* Provided material
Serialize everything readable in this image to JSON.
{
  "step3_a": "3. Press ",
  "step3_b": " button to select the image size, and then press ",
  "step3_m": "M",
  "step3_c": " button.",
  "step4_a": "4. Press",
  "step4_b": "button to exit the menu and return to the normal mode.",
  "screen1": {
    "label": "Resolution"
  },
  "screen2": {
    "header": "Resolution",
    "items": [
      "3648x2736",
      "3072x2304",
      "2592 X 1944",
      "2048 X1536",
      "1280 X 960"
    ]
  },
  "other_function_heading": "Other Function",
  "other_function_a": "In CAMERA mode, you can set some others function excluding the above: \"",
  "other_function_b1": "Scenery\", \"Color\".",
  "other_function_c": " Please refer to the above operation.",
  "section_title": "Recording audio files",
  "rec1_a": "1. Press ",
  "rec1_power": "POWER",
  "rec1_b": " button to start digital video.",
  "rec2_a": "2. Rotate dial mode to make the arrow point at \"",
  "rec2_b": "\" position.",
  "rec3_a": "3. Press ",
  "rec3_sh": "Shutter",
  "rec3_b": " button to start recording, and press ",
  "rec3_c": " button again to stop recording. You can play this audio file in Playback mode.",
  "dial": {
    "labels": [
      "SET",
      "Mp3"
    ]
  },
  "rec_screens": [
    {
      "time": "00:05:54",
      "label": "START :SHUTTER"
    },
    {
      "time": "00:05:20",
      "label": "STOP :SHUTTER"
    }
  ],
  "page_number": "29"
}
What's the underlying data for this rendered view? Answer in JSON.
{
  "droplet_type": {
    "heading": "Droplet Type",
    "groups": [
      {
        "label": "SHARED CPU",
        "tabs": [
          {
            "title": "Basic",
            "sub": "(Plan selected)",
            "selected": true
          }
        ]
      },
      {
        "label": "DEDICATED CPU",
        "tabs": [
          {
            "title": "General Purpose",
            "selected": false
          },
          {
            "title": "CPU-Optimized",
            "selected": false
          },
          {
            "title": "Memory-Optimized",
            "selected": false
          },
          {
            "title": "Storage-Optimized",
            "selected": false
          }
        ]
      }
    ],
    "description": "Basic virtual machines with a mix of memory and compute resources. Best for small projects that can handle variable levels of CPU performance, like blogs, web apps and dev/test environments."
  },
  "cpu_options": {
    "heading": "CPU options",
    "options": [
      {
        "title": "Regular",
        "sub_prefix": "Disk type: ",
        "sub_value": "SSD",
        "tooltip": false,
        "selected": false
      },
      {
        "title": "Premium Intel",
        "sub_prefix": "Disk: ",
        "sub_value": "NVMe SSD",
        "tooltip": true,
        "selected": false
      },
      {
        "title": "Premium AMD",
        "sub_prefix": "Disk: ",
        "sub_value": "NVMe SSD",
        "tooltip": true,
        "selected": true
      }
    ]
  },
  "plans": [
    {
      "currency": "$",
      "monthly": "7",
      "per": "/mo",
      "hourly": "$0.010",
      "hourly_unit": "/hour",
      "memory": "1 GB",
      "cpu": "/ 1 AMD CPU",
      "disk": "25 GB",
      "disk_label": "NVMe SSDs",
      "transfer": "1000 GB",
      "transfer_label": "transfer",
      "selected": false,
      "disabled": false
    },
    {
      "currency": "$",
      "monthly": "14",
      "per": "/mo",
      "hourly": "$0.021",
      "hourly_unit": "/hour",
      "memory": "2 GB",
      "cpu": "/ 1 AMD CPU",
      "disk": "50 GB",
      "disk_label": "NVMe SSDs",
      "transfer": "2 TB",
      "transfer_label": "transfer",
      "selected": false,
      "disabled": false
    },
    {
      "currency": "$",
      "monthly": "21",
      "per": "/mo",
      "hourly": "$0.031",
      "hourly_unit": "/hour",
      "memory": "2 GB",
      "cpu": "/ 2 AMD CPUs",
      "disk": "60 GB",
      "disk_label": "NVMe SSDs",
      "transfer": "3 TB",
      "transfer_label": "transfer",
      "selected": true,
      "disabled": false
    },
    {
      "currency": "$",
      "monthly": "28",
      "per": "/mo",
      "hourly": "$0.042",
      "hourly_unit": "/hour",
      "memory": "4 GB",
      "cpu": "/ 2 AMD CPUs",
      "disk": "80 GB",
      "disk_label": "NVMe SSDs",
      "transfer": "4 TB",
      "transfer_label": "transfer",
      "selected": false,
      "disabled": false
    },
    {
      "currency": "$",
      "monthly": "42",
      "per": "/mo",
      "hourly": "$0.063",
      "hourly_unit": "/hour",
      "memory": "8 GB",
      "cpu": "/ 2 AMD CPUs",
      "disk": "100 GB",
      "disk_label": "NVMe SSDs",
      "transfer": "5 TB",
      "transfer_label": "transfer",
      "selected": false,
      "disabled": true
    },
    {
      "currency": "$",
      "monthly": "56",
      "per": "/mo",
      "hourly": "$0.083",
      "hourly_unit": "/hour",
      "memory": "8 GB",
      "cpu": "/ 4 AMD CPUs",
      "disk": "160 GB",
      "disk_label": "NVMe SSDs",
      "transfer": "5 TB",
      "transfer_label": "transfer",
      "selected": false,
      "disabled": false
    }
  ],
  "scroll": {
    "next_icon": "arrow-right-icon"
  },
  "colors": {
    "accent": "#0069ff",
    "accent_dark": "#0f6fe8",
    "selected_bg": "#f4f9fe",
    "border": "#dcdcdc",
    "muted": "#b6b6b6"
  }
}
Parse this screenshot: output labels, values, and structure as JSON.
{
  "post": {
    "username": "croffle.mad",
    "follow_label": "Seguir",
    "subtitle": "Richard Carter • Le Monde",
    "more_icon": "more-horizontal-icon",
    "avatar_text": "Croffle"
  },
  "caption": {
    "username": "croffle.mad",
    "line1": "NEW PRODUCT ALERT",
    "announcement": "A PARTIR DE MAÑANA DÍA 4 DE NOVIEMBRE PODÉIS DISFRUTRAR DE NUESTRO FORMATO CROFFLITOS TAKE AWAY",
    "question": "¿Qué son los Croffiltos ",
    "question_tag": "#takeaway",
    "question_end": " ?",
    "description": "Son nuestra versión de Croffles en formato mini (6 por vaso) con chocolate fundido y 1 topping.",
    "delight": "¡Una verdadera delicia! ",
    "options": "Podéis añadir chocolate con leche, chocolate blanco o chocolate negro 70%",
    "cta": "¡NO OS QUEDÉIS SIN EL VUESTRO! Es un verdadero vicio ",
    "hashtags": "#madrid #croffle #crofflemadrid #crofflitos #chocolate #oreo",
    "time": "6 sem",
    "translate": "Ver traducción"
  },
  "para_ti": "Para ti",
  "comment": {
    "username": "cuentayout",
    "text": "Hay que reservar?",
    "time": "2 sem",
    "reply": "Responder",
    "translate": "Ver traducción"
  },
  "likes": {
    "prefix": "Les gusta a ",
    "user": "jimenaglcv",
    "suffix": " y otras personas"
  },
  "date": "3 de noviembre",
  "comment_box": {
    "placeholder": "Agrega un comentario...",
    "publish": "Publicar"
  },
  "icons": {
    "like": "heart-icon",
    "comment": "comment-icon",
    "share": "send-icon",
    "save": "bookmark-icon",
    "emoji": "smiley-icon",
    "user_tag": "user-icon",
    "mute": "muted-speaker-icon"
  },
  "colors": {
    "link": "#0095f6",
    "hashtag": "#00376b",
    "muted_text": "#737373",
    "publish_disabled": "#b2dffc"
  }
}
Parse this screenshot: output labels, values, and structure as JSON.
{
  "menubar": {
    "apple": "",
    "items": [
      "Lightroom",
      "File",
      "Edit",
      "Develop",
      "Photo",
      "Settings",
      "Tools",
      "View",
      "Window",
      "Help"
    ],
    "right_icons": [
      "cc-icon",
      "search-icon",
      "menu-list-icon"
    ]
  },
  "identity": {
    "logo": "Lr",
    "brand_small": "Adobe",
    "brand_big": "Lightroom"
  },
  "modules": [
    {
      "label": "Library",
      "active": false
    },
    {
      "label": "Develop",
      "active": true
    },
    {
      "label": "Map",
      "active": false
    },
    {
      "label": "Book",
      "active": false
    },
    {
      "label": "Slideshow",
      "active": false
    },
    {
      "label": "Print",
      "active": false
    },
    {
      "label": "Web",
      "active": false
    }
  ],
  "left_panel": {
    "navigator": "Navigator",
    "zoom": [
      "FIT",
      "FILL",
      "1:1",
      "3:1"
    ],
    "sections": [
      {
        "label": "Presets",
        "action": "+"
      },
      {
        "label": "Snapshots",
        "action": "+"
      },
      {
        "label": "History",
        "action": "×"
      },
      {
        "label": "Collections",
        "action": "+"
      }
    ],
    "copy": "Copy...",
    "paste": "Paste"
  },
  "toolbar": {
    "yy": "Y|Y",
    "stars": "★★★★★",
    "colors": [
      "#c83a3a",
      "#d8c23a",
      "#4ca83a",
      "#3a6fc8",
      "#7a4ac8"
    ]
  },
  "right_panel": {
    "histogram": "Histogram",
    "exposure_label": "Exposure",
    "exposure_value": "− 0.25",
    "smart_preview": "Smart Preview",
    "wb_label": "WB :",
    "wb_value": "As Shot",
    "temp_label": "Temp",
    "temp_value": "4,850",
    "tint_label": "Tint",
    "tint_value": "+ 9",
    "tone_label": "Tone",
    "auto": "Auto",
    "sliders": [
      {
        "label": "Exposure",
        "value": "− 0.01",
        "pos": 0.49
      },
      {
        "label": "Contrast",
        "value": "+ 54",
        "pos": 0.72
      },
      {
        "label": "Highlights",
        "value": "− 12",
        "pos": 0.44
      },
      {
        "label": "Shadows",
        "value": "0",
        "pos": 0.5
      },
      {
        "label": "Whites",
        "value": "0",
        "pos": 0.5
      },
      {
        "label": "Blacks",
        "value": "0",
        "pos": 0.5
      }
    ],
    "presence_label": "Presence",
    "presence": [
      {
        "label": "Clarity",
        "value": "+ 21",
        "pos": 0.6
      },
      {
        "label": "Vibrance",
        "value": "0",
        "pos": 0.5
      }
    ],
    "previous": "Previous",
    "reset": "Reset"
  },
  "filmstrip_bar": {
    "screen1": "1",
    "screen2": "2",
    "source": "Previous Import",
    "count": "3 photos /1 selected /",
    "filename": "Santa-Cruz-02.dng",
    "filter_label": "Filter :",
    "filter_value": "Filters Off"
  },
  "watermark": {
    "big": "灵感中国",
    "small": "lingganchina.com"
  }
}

* Problem requirements
Copy all lines from the listing that contain "button".

* Result for this task
  "step3_b": " button to select the image size, and then press ",
  "step3_c": " button.",
  "step4_b": "button to exit the menu and return to the normal mode.",
  "rec1_b": " button to start digital video.",
  "rec3_b": " button to start recording, and press ",
  "rec3_c": " button again to stop recording. You can play this audio file in Playback mode.",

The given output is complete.